What needs to be done: Write out every single entry exactly.

Saved entries:
-=-=-=-=-

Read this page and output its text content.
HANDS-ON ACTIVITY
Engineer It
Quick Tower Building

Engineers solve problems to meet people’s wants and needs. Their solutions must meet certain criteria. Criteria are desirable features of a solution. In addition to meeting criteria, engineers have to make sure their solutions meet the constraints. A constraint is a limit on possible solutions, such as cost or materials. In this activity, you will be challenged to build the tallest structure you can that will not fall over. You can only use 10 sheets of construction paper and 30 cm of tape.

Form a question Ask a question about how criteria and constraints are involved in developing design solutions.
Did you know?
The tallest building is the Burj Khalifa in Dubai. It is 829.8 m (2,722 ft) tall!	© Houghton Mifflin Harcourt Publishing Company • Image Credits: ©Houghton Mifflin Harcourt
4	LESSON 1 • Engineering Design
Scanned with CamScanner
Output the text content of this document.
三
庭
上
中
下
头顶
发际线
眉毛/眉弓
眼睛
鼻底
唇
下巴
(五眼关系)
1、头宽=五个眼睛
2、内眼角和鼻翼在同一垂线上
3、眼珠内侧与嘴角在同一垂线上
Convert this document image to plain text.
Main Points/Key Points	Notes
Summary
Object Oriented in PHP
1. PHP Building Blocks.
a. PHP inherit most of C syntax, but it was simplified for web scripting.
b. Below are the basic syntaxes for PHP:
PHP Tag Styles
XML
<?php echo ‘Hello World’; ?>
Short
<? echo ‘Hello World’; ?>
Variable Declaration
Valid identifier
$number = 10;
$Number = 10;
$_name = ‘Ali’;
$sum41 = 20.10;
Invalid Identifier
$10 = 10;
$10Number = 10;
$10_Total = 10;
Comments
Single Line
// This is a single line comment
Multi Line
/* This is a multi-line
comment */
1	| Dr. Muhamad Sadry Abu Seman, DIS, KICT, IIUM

-=-=-=-=-

Output of the task:
Read this page and output its text content.
HANDS-ON ACTIVITY
Engineer It
Quick Tower Building

Engineers solve problems to meet people’s wants and needs. Their solutions must meet certain criteria. Criteria are desirable features of a solution. In addition to meeting criteria, engineers have to make sure their solutions meet the constraints. A constraint is a limit on possible solutions, such as cost or materials. In this activity, you will be challenged to build the tallest structure you can that will not fall over. You can only use 10 sheets of construction paper and 30 cm of tape.

Form a question Ask a question about how criteria and constraints are involved in developing design solutions.
Did you know?
The tallest building is the Burj Khalifa in Dubai. It is 829.8 m (2,722 ft) tall!	© Houghton Mifflin Harcourt Publishing Company • Image Credits: ©Houghton Mifflin Harcourt
4	LESSON 1 • Engineering Design
Scanned with CamScanner
Output the text content of this document.
三
庭
上
中
下
头顶
发际线
眉毛/眉弓
眼睛
鼻底
唇
下巴
(五眼关系)
1、头宽=五个眼睛
2、内眼角和鼻翼在同一垂线上
3、眼珠内侧与嘴角在同一垂线上
Convert this document image to plain text.
Main Points/Key Points	Notes
Summary
Object Oriented in PHP
1. PHP Building Blocks.
a. PHP inherit most of C syntax, but it was simplified for web scripting.
b. Below are the basic syntaxes for PHP:
PHP Tag Styles
XML
<?php echo ‘Hello World’; ?>
Short
<? echo ‘Hello World’; ?>
Variable Declaration
Valid identifier
$number = 10;
$Number = 10;
$_name = ‘Ali’;
$sum41 = 20.10;
Invalid Identifier
$10 = 10;
$10Number = 10;
$10_Total = 10;
Comments
Single Line
// This is a single line comment
Multi Line
/* This is a multi-line
comment */
1	| Dr. Muhamad Sadry Abu Seman, DIS, KICT, IIUM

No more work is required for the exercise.